──────── THE DATA

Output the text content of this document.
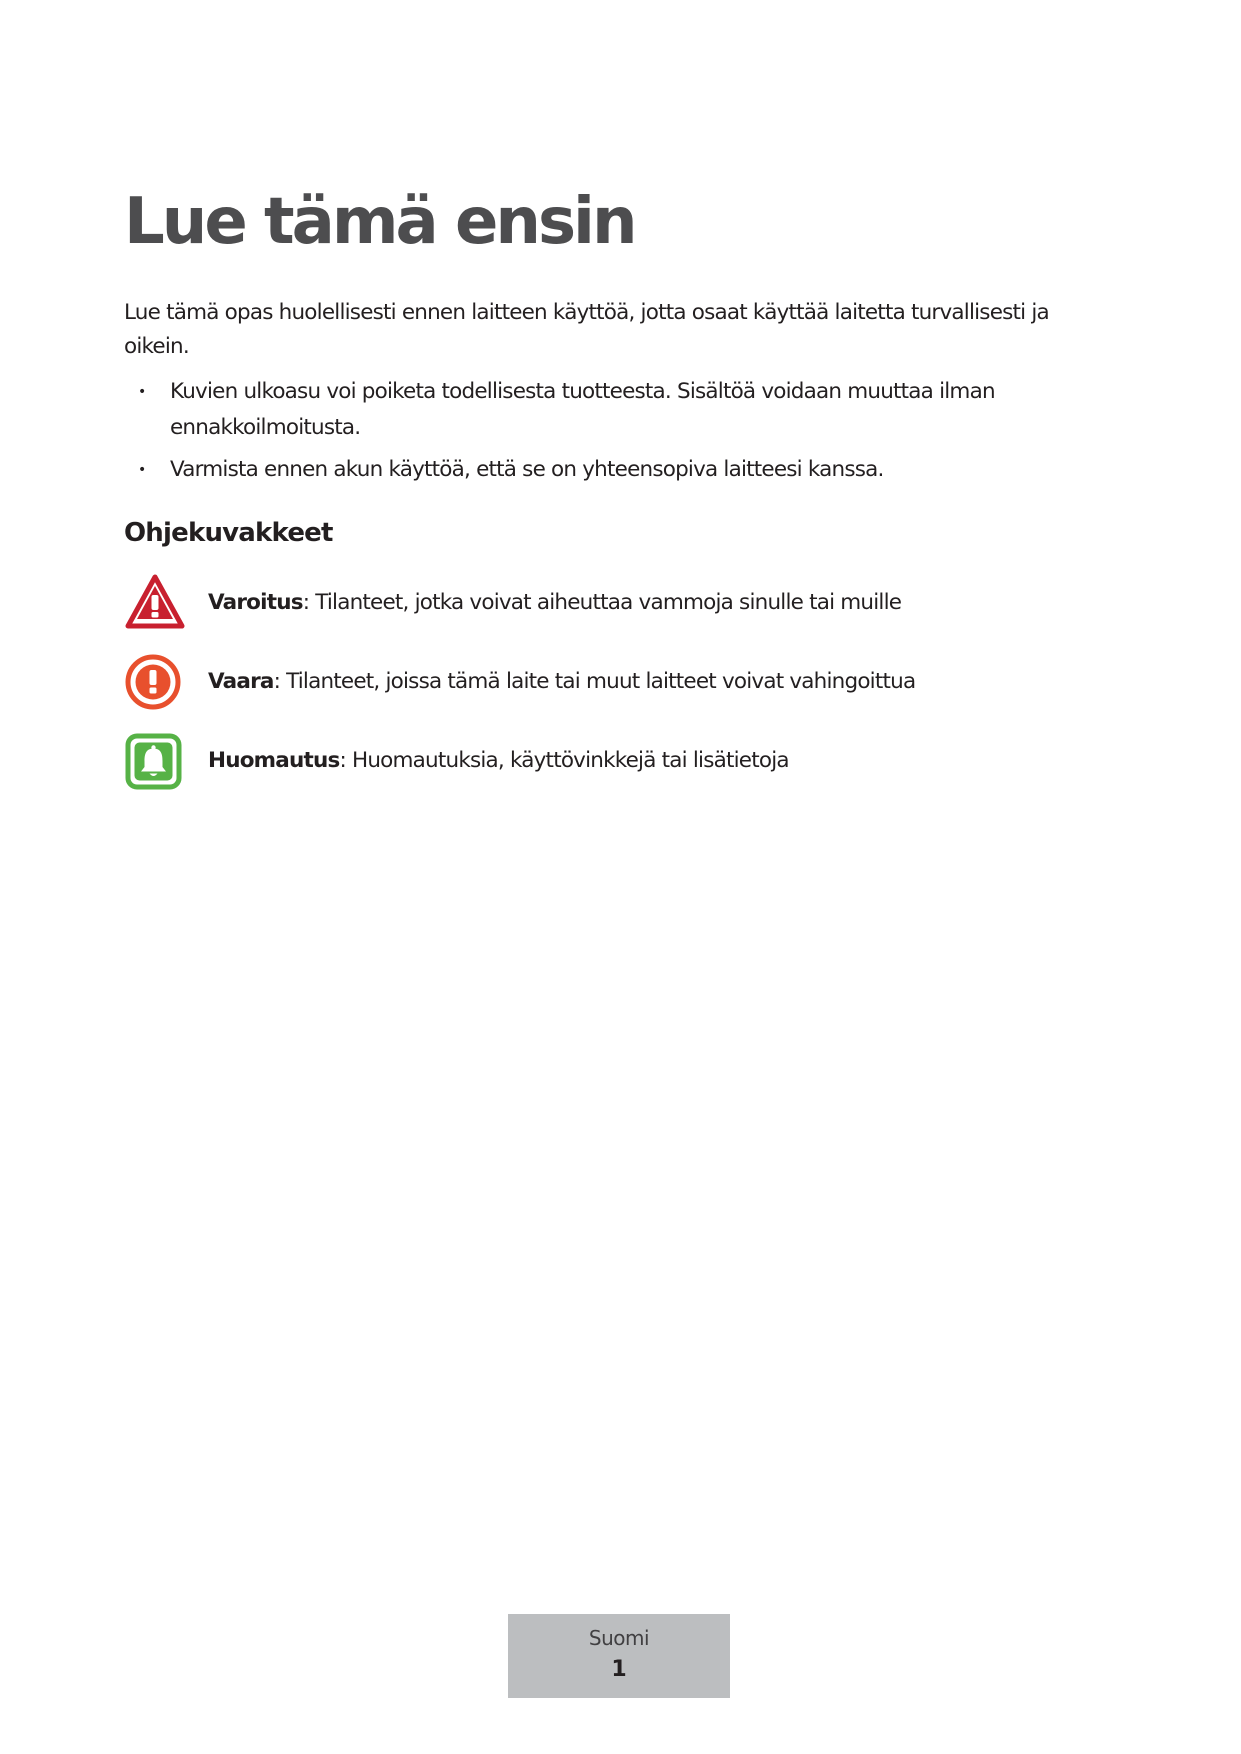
Lue tämä ensin

Lue tämä opas huolellisesti ennen laitteen käyttöä, jotta osaat käyttää laitetta turvallisesti ja oikein.

• Kuvien ulkoasu voi poiketa todellisesta tuotteesta. Sisältöä voidaan muuttaa ilman ennakkoilmoitusta.
• Varmista ennen akun käyttöä, että se on yhteensopiva laitteesi kanssa.
Ohjekuvakkeet
Varoitus: Tilanteet, jotka voivat aiheuttaa vammoja sinulle tai muille
Vaara: Tilanteet, joissa tämä laite tai muut laitteet voivat vahingoittua
Huomautus: Huomautuksia, käyttövinkkejä tai lisätietoja
Suomi
1
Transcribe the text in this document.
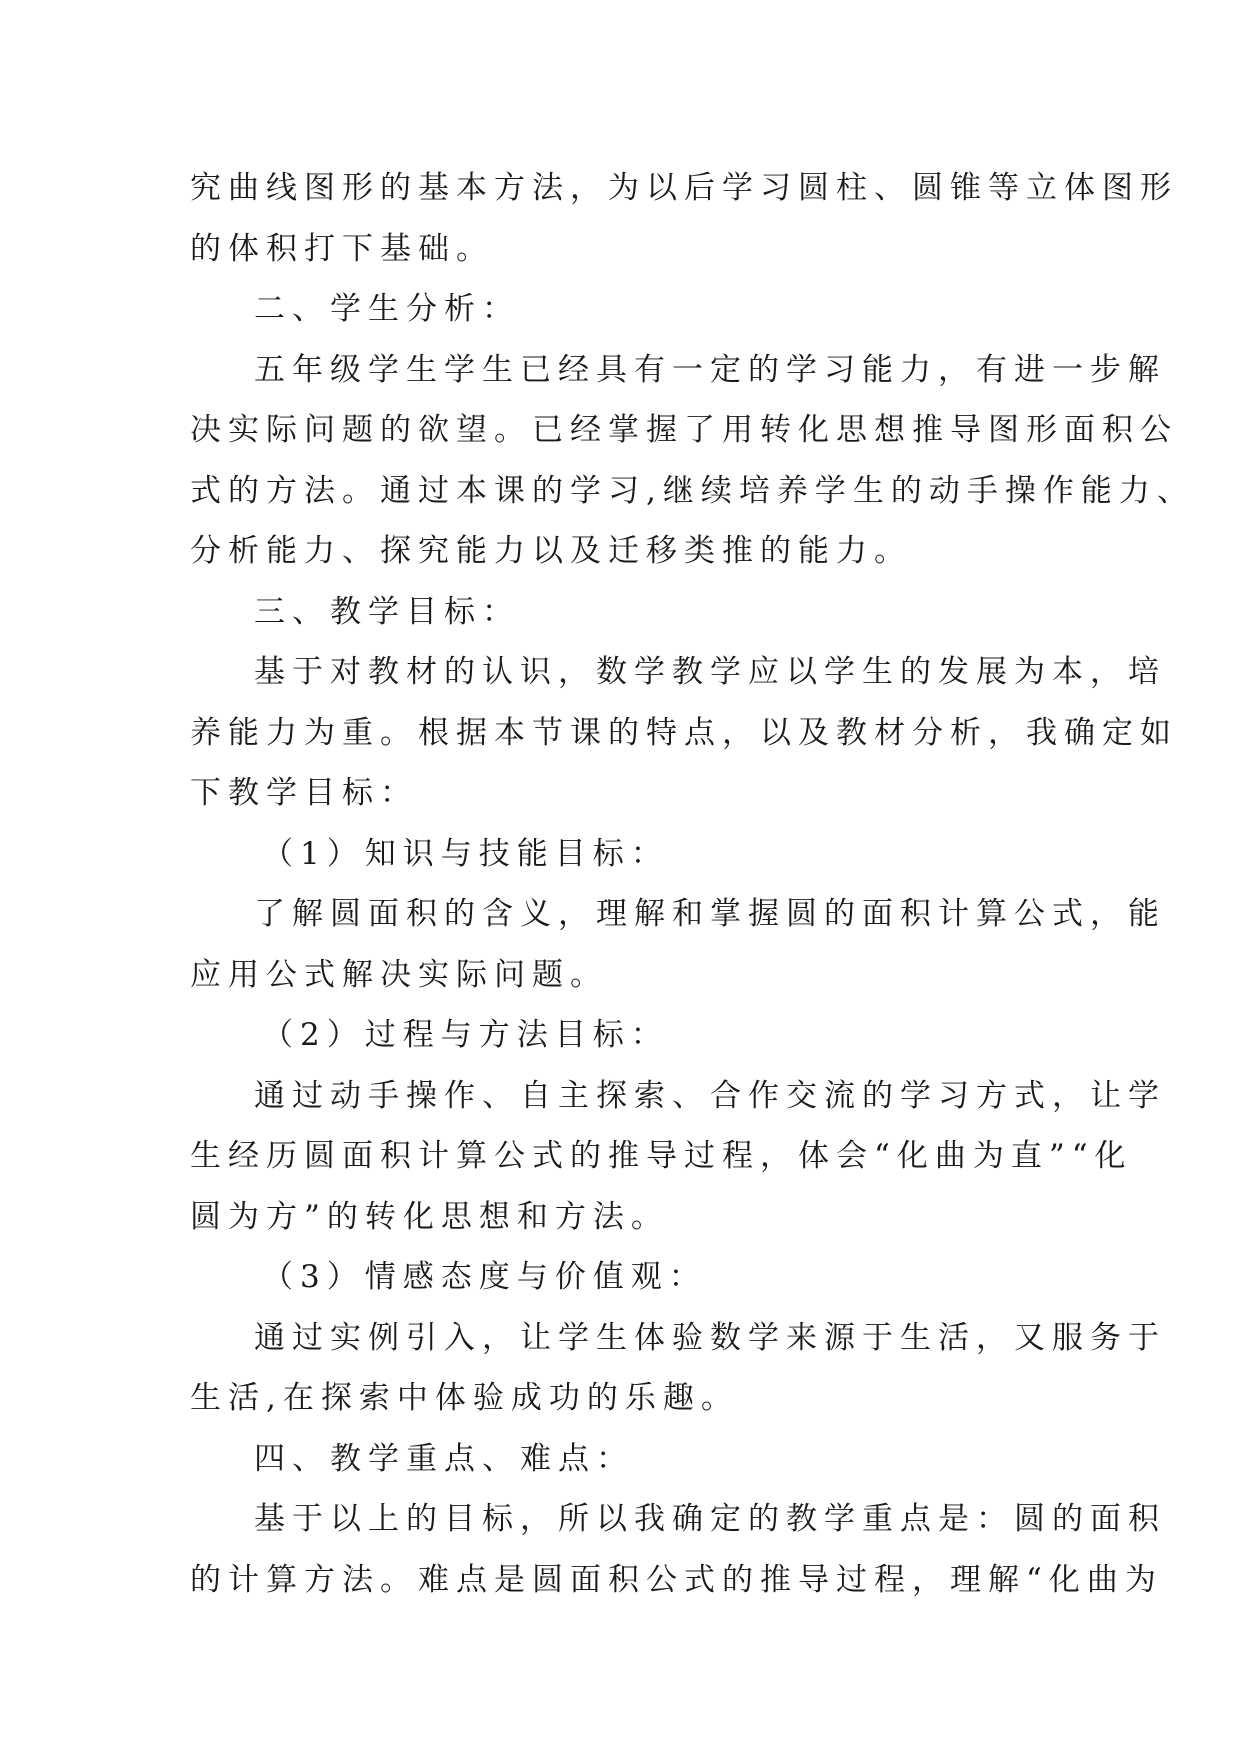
究曲线图形的基本方法，为以后学习圆柱、圆锥等立体图形
的体积打下基础。
二、学生分析：
五年级学生学生已经具有一定的学习能力，有进一步解
决实际问题的欲望。已经掌握了用转化思想推导图形面积公
式的方法。通过本课的学习,继续培养学生的动手操作能力、
分析能力、探究能力以及迁移类推的能力。
三、教学目标：
基于对教材的认识，数学教学应以学生的发展为本，培
养能力为重。根据本节课的特点，以及教材分析，我确定如
下教学目标：
（1）知识与技能目标：
了解圆面积的含义，理解和掌握圆的面积计算公式，能
应用公式解决实际问题。
（2）过程与方法目标：
通过动手操作、自主探索、合作交流的学习方式，让学
生经历圆面积计算公式的推导过程，体会“化曲为直”“化
圆为方”的转化思想和方法。
（3）情感态度与价值观：
通过实例引入，让学生体验数学来源于生活，又服务于
生活,在探索中体验成功的乐趣。
四、教学重点、难点：
基于以上的目标，所以我确定的教学重点是：圆的面积
的计算方法。难点是圆面积公式的推导过程，理解“化曲为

────────────────

# SET TASK
Pull out every line above that holds the word "document".

# RESULT OF THIS EXERCISE
Output the text content of this document.
Transcribe the text in this document.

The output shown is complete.